КОРОТКАЯ ЗАДАЧА 1:
Ответьте по отрывку о юморе:
(a) Чем считалось выражение «тупо поржать» в прежнее время?
(b) Кого вспоминает Ханга?
(c) Какой пример частного случая приводит Бандурин?
КОРОТКАЯ ЗАДАЧА 2: Продолжите беседу о юморе, начав сразу после последней реплики Бандурина.

Но, к сожалению, молодежный мир сейчас несколько иной. Сейчас юмор для корпоративов, когда люди собираются отдохнуть, им не надо думать, они хотят тупо поржать. В наше время такого выражение «тупо поржать» не было, это было издевательством. То есть когда хотели унизить человека, говорили: ты хочешь тупо поржать. И это считалось оскорблением. А сейчас тупо поржать – это основной спрос.

Ханга:

- Я сейчас вспоминаю Райкина. Ведь какое сложное время было, тем не менее, он так изящно обходил все острые углы. И мы до сих пор с огромным удовольствием смотрим его вещи. Они, на мой взгляд, еще актуальные.

Бандурин:

- Да. Он о вечном говорил.

Никулин:

- А сегодня сиюминутные шутки?

Бандурин:

- Конечно. И потом он говорил о проблеме, о явлении, а не о частном случае. Затонул теплоход – это частный случай, а вот то, что он у нас плохо готовят капитанов, это явление.

Никулин:

- Говоря о молодежном юморе, можно вспомнить сейчас самую популярную передачу, которая в интернете засветилась, «+100500». Там главные герои используют очень много мата. Вот мат в юморе допустим, и насколько изящно можно им пользоваться?

Бандурин:

- Я не ханжа, и крепкое русское слово «люблю», оно тоже может быть изящным, но не публичным. Собираясь в каких-то своих компаниях, в узком кругу людей, правильно понимающих то, что за этим стоит, за сказанным словом, я могу эту ненормативную лексику использовать. И есть у меня какие-то нецензурные частушки и т.д. Потому что наш мат это тема для отдельного разговора. Я считаю, что это одно из наших культурных достояний.

ИСХОДНЫЕ ДАННЫЕ:

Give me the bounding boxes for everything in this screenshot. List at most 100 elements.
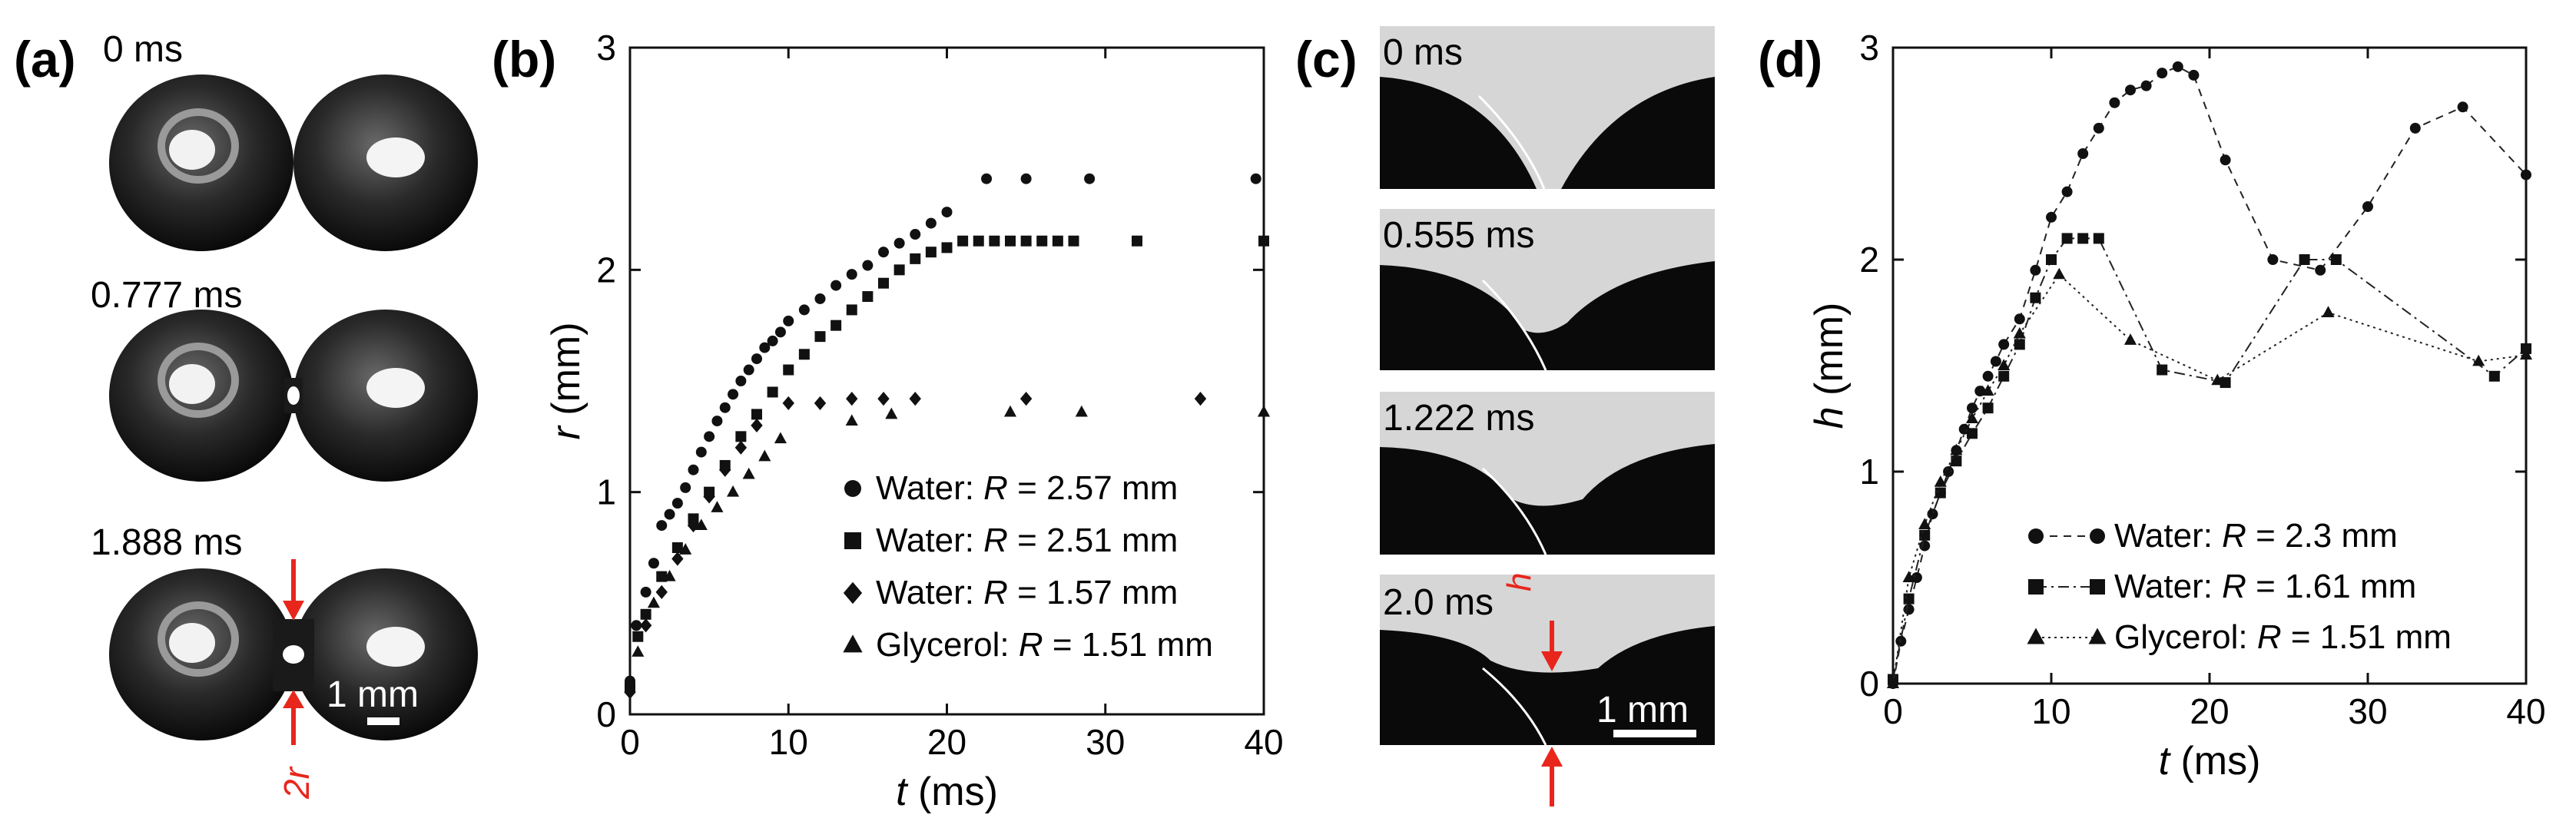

ОТВЕТ 1:
(a) Оскорблением.
(b) Райкина.
(c) Затонул теплоход.

ОТВЕТ 2:
Ханга:

- Говоря о запретных темах. Вот мат – первая тема. Вторая тема. У нас же никто никогда не шутит на темы разных конфессий. В Америке очень часто смеются над евреями, мусульманами и т.д.

Бандурин:

- У них не было погромов в Америке.

Ханга:

- Там тоже большие проблемы. Нельзя сказать, что там нет таких проблем.

Бандурин:

- Но погромов там не было.

Никулин:

- Одни девочки уже попытались посмеяться в храме Христа Спасителя. Вот чем это обернулось.

Ханга:

- Да. До сих пор смеются. Какие еще темы у нас под запретом?

Бандурин:

- Они под запретом где? На государственном уровне. Анекдотов про это много, межконфессиональные шутки какие-то есть. Но поскольку это как пороховая бочка… На самом деле у нас сейчас ситуация в стране, когда все начали отделяться, когда самостийность, незалежность стала национальной идеей очень у многих, сейчас это действительно очень опасная штука, можно нарваться на неправильное понимание. Поэтому сначала нужно укрепить узы, чтобы не было хотя бы конфликтов на межнациональной почве, а потом уже по этому поводу можно шутить аккуратно, чтобы не задеть самосознание, гордость национальную и т.д.

Никулин:

- Есть же анекдоты про Вовочку. И многие говорили: кто же этот Вовочка?

Бандурин:

- Теперь они все стали политическими.

Никулин:

- Я смотрю американское телевидение или американские сериалы. Там смеются над чем угодно, и Обаму там могут высмеять.

Ханга:

- Кстати, он не обижается.

Бандурин:

- Не будем сравнивать. Сейчас было открытие Олимпийских игр в Лондоне. И мы смотрели, как национальный королевский оркестр, и вдруг Мистер Бин.

Ханга:

- Мы смотрели, как английская королева выпадала с парашютом.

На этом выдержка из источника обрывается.